━━ READING PASSAGE ━━
History & Archaeology

The Script Nobody Can Read: Why the World’s Most Intriguing Ancient Mystery Remains Unsolved After so many Years

Over 4,000 inscriptions. More than a century of scholarship. AI, machine learning, a million-dollar prize, and an international conference with the Prime Minister and Home Minister in attendance. The Harappan script still has not been deciphered. Here is why — and why the question matters so much more than a history puzzle should.

Sometime around 2600 BCE, in a city of 40,000 people with flush toilets and standardised brick sizes, someone pressed a small soapstone seal into wet clay and made a mark. The seal was square, about 2.5 centimetres across, and it bore symbols — a row of signs above the image of a humped bull or a unicorn or a tiger seated before what might be an altar. The mark dried. The person who made it lived, worked, traded, and died. Their city was buried. Their civilisation faded. And the symbols on that seal, reproduced across thousands of similar objects from a Bronze Age urban culture that stretched across modern Pakistan and northwest India, waited.

They are still waiting.

The Harappan or Indus script — the writing system of the Indus Valley Civilisation, which thrived between roughly 3300 and 1300 BCE — is one of the last great undeciphered writing systems in the world. More than a century after Sir John Marshall announced the discovery of the civilisation to the world in 1924, and nearly 4,000 years after the last Harappan city fell silent, the symbols on those seals have not yielded their meaning to anyone.

In September 2025, more than 1,100 scholars, researchers, engineers, computer scientists, linguists, and students gathered in New Delhi for an international conference organised by the Union Ministry of Culture and the Archaeological Survey of India, dedicated entirely to the question of the script. Prime Minister Narendra Modi and Home Minister Amit Shah attended — signalling that this is not merely an academic puzzle. The political significance of this undeciphered system of writing runs as deep as its cultural weight.

It has still not been cracked.

First: What Makes a Script Decipherable?

To understand why the Harappan script has resisted every attempt at decipherment, it helps to understand what made other ancient scripts eventually yield. Deciphering an unknown script is not one problem. It is a sequence of at least five problems that must be solved in order, with each step depending on the previous one.

The Five Steps to Decipherment

Step 1. Establish that the symbols actually constitute a writing system — not decorative marks or an inventory system.

Step 2. Identify and separate individual signs from the symbol stream — work out where one sign ends and another begins.

Step 3. Reduce the full set of observed symbols to a minimal core inventory by identifying allographs — variant forms of the same sign, the way printed “a” and cursive “a” are the same letter.

Step 4. Assign phonetic or semantic values to each sign.

Step 5. Match those values to a known or reconstructable language.

Source: Fabio Tamburini, ‘Decipherment of Lost Ancient Scripts as Combinatorial Optimisation,’ 2023

For the Harappan script, scholars are still arguing about Step 1.
━━━
REQUIRED TASKS:
1) In the records, from the line with "387, 1051, 463)" up to and including the last line, replace "objective-item" with "goal-item" and give those lines again with nothing else changed.
2) Please continue the article on the Harappan script from its final sentence.
The text and the records come from unrelated sources.
━━ INPUT MATERIAL ━━
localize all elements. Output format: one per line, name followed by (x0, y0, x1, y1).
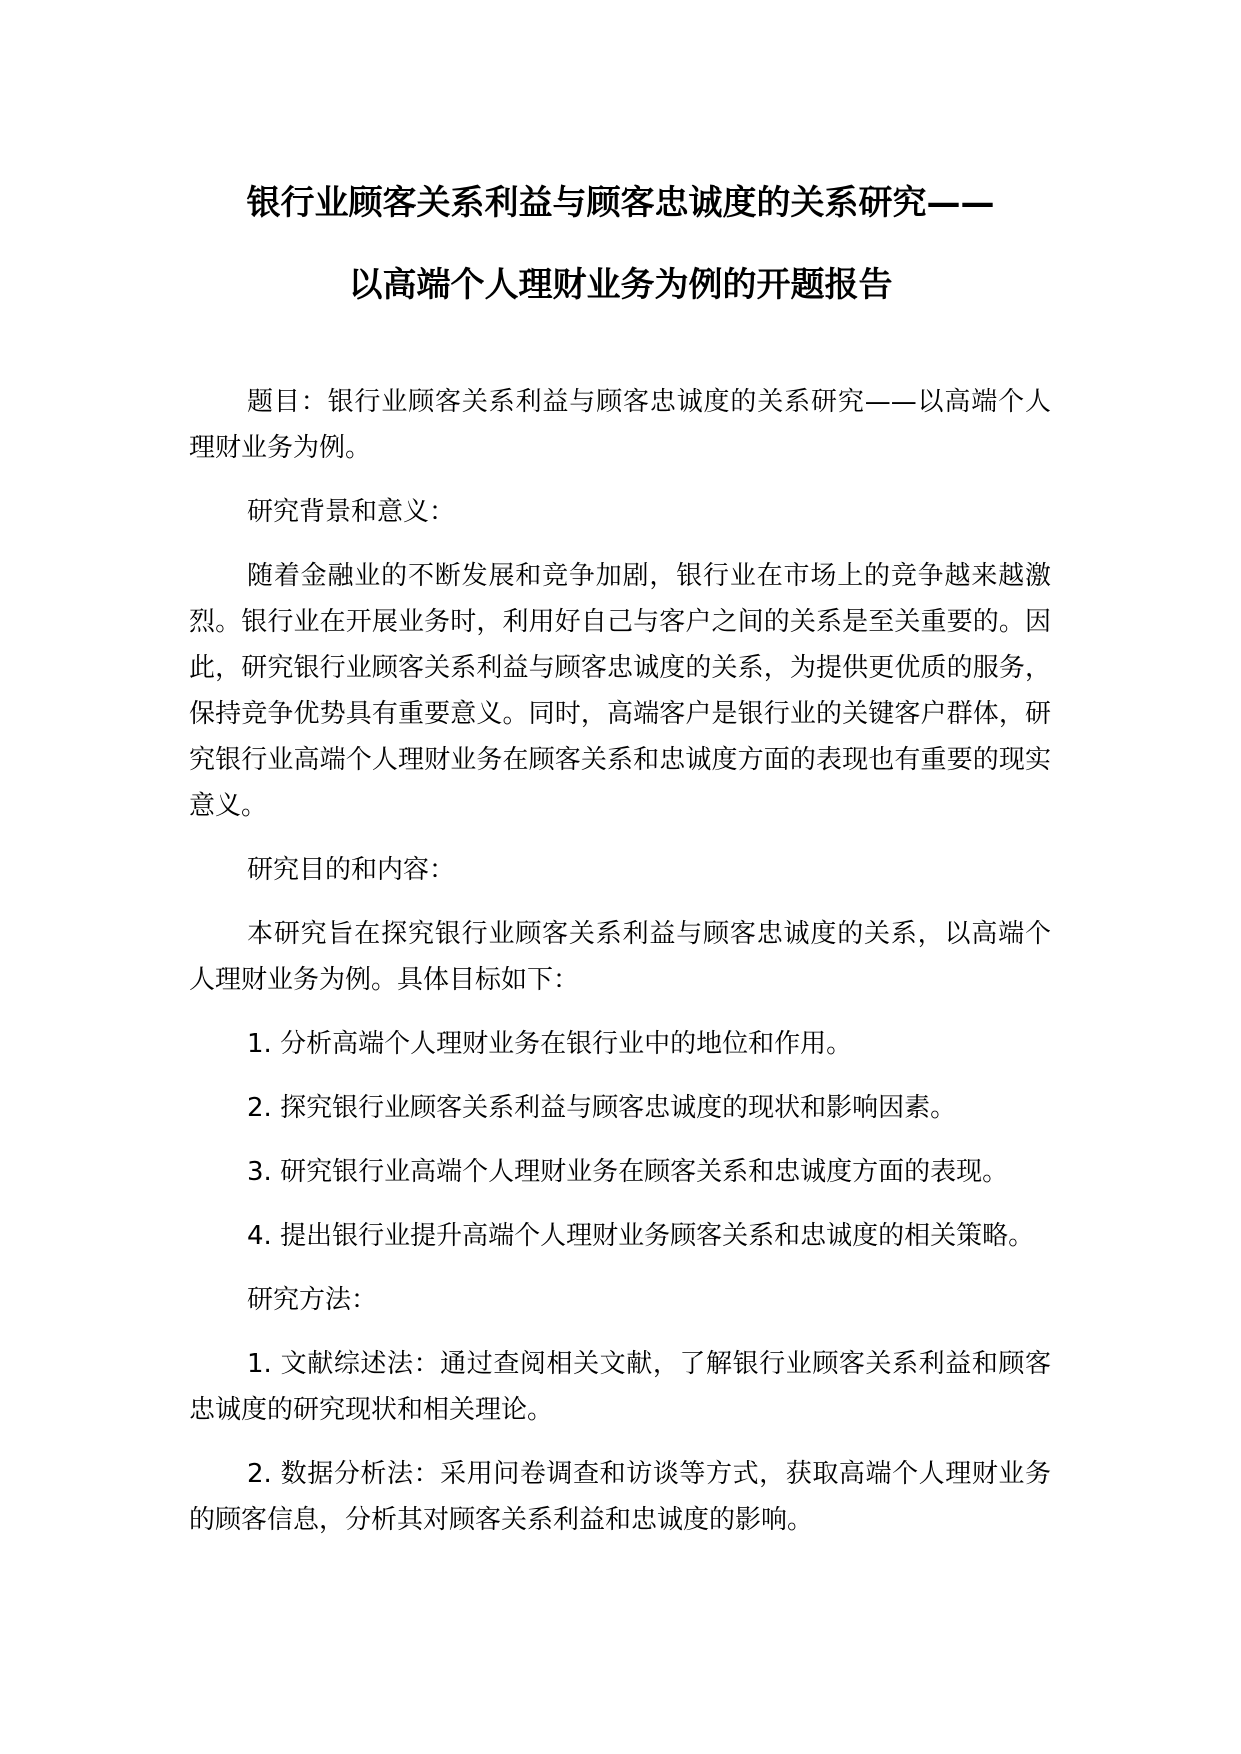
paragraph-topic: 题目：银行业顾客关系利益与顾客忠诚度的关系研究——以高端个人理财业务为例。 (189, 387, 1051, 463)
paragraph-objectives: 本研究旨在探究银行业顾客关系利益与顾客忠诚度的关系，以高端个人理财业务为例。具体目标如下： (189, 919, 1051, 995)
objective-item-3: 3. 研究银行业高端个人理财业务在顾客关系和忠诚度方面的表现。 (247, 1157, 1009, 1187)
paragraph-background: 随着金融业的不断发展和竞争加剧，银行业在市场上的竞争越来越激烈。银行业在开展业务时，利用好自己与客户之间的关系是至关重要的。因此，研究银行业顾客关系利益与顾客忠诚度的关系，为提供更优质的服务，保持竞争优势具有重要意义。同时，高端客户是银行业的关键客户群体，研究银行业高端个人理财业务在顾客关系和忠诚度方面的表现也有重要的现实意义。 (189, 561, 1051, 821)
heading-objectives: 研究目的和内容： (247, 855, 456, 885)
objective-item-2: 2. 探究银行业顾客关系利益与顾客忠诚度的现状和影响因素。 (247, 1093, 957, 1123)
objective-item-4: 4. 提出银行业提升高端个人理财业务顾客关系和忠诚度的相关策略。 (247, 1221, 1035, 1251)
heading-methods: 研究方法： (247, 1285, 378, 1315)
method-item-2: 2. 数据分析法：采用问卷调查和访谈等方式，获取高端个人理财业务的顾客信息，分析其对顾客关系利益和忠诚度的影响。 (189, 1459, 1051, 1535)
method-item-1: 1. 文献综述法：通过查阅相关文献，了解银行业顾客关系利益和顾客忠诚度的研究现状和相关理论。 (189, 1349, 1051, 1425)
heading-background: 研究背景和意义： (247, 497, 456, 527)
document-title-line-1: 银行业顾客关系利益与顾客忠诚度的关系研究—— (246, 183, 995, 223)
document-body (189, 379, 1051, 1561)
objective-item-1: 1. 分析高端个人理财业务在银行业中的地位和作用。 (247, 1029, 853, 1059)
document-title-line-2: 以高端个人理财业务为例的开题报告 (348, 265, 893, 305)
━━━
RESPONSE LIST:
1)
paragraph-topic: 题目：银行业顾客关系利益与顾客忠诚度的关系研究——以高端个人理财业务为例。 (189, 387, 1051, 463)
paragraph-objectives: 本研究旨在探究银行业顾客关系利益与顾客忠诚度的关系，以高端个人理财业务为例。具体目标如下： (189, 919, 1051, 995)
goal-item-3: 3. 研究银行业高端个人理财业务在顾客关系和忠诚度方面的表现。 (247, 1157, 1009, 1187)
paragraph-background: 随着金融业的不断发展和竞争加剧，银行业在市场上的竞争越来越激烈。银行业在开展业务时，利用好自己与客户之间的关系是至关重要的。因此，研究银行业顾客关系利益与顾客忠诚度的关系，为提供更优质的服务，保持竞争优势具有重要意义。同时，高端客户是银行业的关键客户群体，研究银行业高端个人理财业务在顾客关系和忠诚度方面的表现也有重要的现实意义。 (189, 561, 1051, 821)
heading-objectives: 研究目的和内容： (247, 855, 456, 885)
goal-item-2: 2. 探究银行业顾客关系利益与顾客忠诚度的现状和影响因素。 (247, 1093, 957, 1123)
goal-item-4: 4. 提出银行业提升高端个人理财业务顾客关系和忠诚度的相关策略。 (247, 1221, 1035, 1251)
heading-methods: 研究方法： (247, 1285, 378, 1315)
method-item-2: 2. 数据分析法：采用问卷调查和访谈等方式，获取高端个人理财业务的顾客信息，分析其对顾客关系利益和忠诚度的影响。 (189, 1459, 1051, 1535)
method-item-1: 1. 文献综述法：通过查阅相关文献，了解银行业顾客关系利益和顾客忠诚度的研究现状和相关理论。 (189, 1349, 1051, 1425)
heading-background: 研究背景和意义： (247, 497, 456, 527)
document-title-line-1: 银行业顾客关系利益与顾客忠诚度的关系研究—— (246, 183, 995, 223)
document-body (189, 379, 1051, 1561)
goal-item-1: 1. 分析高端个人理财业务在银行业中的地位和作用。 (247, 1029, 853, 1059)
document-title-line-2: 以高端个人理财业务为例的开题报告 (348, 265, 893, 305)

2)
The Three Reasons It Is So Hard

1. There Is No Rosetta Stone

The single most powerful tool in the history of decipherment is a multilingual inscription — the same text written in a known and an unknown script, side by side. The Rosetta Stone gave scholars a Greek text alongside Egyptian hieroglyphics and demotic script; Jean-François Champollion used it to crack hieroglyphics in 1822. The Behistun Inscription in Iran gave scholars a trilingual cuneiform text that unlocked ancient Persian, Elamite, and Babylonian writing in the early 19th century.

The Harappan civilisation had robust trade links with Mesopotamia — Indus seals and goods have been found in ancient Mesopotamian sites, and Mesopotamian records mention a land called “Meluhha” which most scholars identify as the Indus Valley. But despite decades of excavation, not a single bilingual inscription connecting the Harappan script to any known writing system has been found. The civilisation left no Rosetta Stone. Without one, every attempt at decipherment is essentially guesswork elevated by method.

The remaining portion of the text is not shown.